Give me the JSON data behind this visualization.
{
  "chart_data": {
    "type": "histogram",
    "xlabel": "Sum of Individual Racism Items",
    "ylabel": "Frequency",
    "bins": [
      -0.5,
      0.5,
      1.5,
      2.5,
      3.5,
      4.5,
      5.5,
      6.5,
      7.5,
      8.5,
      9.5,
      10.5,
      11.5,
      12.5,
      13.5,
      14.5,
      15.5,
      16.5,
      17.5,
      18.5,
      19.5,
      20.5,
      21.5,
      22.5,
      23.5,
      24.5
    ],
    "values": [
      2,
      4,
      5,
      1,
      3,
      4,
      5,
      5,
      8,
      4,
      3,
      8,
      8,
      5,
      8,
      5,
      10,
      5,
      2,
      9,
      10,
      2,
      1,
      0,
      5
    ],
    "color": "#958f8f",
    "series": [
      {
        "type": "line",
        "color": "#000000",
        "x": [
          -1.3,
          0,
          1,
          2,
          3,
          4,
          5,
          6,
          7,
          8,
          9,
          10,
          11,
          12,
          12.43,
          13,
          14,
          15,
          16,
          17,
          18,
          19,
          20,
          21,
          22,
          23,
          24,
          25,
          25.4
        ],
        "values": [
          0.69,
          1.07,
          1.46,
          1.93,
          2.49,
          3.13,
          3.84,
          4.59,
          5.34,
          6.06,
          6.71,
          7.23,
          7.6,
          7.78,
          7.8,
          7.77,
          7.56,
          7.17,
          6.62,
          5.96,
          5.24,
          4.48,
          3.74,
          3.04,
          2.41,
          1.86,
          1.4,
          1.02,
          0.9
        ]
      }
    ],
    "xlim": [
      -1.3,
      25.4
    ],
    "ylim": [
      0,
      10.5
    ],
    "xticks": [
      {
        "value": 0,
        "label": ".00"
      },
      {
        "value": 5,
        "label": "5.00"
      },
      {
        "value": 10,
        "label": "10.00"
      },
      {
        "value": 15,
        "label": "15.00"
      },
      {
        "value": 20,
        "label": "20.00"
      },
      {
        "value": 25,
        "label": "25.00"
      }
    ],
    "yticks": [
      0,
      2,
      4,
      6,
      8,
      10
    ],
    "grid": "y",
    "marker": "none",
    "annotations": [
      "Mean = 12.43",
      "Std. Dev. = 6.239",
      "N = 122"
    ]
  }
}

**Problem statement**. Quote every entry exactly.

**Solved exercise**.
Give me the JSON data behind this visualization.
{
  "chart_data": {
    "type": "histogram",
    "xlabel": "Sum of Individual Racism Items",
    "ylabel": "Frequency",
    "bins": [
      -0.5,
      0.5,
      1.5,
      2.5,
      3.5,
      4.5,
      5.5,
      6.5,
      7.5,
      8.5,
      9.5,
      10.5,
      11.5,
      12.5,
      13.5,
      14.5,
      15.5,
      16.5,
      17.5,
      18.5,
      19.5,
      20.5,
      21.5,
      22.5,
      23.5,
      24.5
    ],
    "values": [
      2,
      4,
      5,
      1,
      3,
      4,
      5,
      5,
      8,
      4,
      3,
      8,
      8,
      5,
      8,
      5,
      10,
      5,
      2,
      9,
      10,
      2,
      1,
      0,
      5
    ],
    "color": "#958f8f",
    "series": [
      {
        "type": "line",
        "color": "#000000",
        "x": [
          -1.3,
          0,
          1,
          2,
          3,
          4,
          5,
          6,
          7,
          8,
          9,
          10,
          11,
          12,
          12.43,
          13,
          14,
          15,
          16,
          17,
          18,
          19,
          20,
          21,
          22,
          23,
          24,
          25,
          25.4
        ],
        "values": [
          0.69,
          1.07,
          1.46,
          1.93,
          2.49,
          3.13,
          3.84,
          4.59,
          5.34,
          6.06,
          6.71,
          7.23,
          7.6,
          7.78,
          7.8,
          7.77,
          7.56,
          7.17,
          6.62,
          5.96,
          5.24,
          4.48,
          3.74,
          3.04,
          2.41,
          1.86,
          1.4,
          1.02,
          0.9
        ]
      }
    ],
    "xlim": [
      -1.3,
      25.4
    ],
    "ylim": [
      0,
      10.5
    ],
    "xticks": [
      {
        "value": 0,
        "label": ".00"
      },
      {
        "value": 5,
        "label": "5.00"
      },
      {
        "value": 10,
        "label": "10.00"
      },
      {
        "value": 15,
        "label": "15.00"
      },
      {
        "value": 20,
        "label": "20.00"
      },
      {
        "value": 25,
        "label": "25.00"
      }
    ],
    "yticks": [
      0,
      2,
      4,
      6,
      8,
      10
    ],
    "grid": "y",
    "marker": "none",
    "annotations": [
      "Mean = 12.43",
      "Std. Dev. = 6.239",
      "N = 122"
    ]
  }
}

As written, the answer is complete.